**Exercise:**
Report all lines from the entries below in which "gewinnen" appears.
╭─ Record set
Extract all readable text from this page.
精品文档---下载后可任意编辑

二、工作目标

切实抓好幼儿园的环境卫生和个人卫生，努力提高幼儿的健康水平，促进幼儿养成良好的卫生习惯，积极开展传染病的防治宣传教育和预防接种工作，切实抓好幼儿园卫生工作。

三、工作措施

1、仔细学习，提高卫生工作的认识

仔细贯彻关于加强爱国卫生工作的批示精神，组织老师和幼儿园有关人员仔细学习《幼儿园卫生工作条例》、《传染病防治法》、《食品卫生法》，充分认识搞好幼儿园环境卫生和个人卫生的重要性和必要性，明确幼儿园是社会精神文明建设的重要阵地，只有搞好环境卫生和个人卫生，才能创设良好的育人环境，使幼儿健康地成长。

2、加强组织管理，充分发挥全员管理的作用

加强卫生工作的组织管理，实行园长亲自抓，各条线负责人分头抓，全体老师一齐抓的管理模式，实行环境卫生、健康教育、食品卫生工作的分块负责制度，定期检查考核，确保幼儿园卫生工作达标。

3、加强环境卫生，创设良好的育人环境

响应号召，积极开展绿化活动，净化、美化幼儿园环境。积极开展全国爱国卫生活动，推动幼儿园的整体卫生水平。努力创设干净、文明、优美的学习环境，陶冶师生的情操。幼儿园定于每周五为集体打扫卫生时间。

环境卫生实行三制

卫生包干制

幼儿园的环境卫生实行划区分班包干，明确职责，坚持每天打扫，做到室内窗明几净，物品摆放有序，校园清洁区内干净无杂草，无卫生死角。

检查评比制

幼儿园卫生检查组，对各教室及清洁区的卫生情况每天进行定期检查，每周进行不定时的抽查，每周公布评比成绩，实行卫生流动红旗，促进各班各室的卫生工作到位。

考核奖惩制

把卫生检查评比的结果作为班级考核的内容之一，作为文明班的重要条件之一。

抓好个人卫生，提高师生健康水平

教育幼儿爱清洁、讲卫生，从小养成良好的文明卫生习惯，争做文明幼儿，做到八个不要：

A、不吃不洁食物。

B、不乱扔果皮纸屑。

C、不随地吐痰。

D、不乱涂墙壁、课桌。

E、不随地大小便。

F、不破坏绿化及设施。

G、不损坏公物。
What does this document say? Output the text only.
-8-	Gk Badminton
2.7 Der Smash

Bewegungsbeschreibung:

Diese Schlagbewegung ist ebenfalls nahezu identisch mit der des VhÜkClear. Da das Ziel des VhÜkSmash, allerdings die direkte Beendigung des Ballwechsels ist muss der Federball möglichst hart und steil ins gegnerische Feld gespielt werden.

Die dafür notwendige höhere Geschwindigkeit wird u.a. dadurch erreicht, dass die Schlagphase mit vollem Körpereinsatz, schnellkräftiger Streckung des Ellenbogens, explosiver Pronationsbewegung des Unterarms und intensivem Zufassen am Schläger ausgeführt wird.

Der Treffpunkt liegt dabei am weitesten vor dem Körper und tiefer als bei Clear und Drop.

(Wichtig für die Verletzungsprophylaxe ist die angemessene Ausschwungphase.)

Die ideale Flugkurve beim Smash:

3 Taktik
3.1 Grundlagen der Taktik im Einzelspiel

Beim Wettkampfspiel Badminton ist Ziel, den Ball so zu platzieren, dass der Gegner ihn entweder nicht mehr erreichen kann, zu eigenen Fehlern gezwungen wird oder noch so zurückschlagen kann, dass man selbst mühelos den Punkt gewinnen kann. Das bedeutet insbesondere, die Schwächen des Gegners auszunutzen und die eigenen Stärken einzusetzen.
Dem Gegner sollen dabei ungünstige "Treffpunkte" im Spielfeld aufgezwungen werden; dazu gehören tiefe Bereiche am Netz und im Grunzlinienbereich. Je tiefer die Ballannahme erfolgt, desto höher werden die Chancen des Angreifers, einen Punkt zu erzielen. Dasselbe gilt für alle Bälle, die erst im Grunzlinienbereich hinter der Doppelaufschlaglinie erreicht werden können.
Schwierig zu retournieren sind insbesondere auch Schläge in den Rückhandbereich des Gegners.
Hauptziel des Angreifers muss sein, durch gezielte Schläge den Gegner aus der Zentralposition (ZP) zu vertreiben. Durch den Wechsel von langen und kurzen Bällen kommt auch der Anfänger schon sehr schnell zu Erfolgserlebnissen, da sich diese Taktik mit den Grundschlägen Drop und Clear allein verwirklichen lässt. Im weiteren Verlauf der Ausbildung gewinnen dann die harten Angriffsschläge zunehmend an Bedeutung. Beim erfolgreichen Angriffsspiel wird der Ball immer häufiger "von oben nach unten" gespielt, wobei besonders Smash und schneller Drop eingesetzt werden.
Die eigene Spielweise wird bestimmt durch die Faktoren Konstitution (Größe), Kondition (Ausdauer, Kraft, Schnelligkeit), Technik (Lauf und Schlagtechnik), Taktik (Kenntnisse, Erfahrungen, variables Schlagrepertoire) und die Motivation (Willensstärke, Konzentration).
╰─
**Answer for this exercise:**
Beim Wettkampfspiel Badminton ist Ziel, den Ball so zu platzieren, dass der Gegner ihn entweder nicht mehr erreichen kann, zu eigenen Fehlern gezwungen wird oder noch so zurückschlagen kann, dass man selbst mühelos den Punkt gewinnen kann. Das bedeutet insbesondere, die Schwächen des Gegners auszunutzen und die eigenen Stärken einzusetzen.
Hauptziel des Angreifers muss sein, durch gezielte Schläge den Gegner aus der Zentralposition (ZP) zu vertreiben. Durch den Wechsel von langen und kurzen Bällen kommt auch der Anfänger schon sehr schnell zu Erfolgserlebnissen, da sich diese Taktik mit den Grundschlägen Drop und Clear allein verwirklichen lässt. Im weiteren Verlauf der Ausbildung gewinnen dann die harten Angriffsschläge zunehmend an Bedeutung. Beim erfolgreichen Angriffsspiel wird der Ball immer häufiger "von oben nach unten" gespielt, wobei besonders Smash und schneller Drop eingesetzt werden.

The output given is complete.